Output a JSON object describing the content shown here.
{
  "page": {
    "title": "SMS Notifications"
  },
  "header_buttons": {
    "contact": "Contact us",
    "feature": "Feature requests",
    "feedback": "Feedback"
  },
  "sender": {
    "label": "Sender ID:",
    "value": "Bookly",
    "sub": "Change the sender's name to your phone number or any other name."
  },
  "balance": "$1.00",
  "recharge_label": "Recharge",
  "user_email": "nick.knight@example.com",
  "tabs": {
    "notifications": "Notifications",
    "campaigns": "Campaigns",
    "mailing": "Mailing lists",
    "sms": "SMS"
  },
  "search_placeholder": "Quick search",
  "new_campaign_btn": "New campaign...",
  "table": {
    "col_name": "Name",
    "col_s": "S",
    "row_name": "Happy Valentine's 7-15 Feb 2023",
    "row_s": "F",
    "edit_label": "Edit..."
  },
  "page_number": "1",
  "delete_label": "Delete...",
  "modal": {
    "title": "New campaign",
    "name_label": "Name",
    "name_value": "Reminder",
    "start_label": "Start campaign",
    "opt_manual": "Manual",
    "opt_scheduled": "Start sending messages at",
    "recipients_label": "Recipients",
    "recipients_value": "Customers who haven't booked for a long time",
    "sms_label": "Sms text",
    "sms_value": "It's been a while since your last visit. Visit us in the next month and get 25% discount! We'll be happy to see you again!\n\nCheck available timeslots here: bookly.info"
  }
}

--------

◆ Job
Look through the records and gather each line with the word "title".

◆ Solution for this problem
    "title": "SMS Notifications"
    "title": "New campaign",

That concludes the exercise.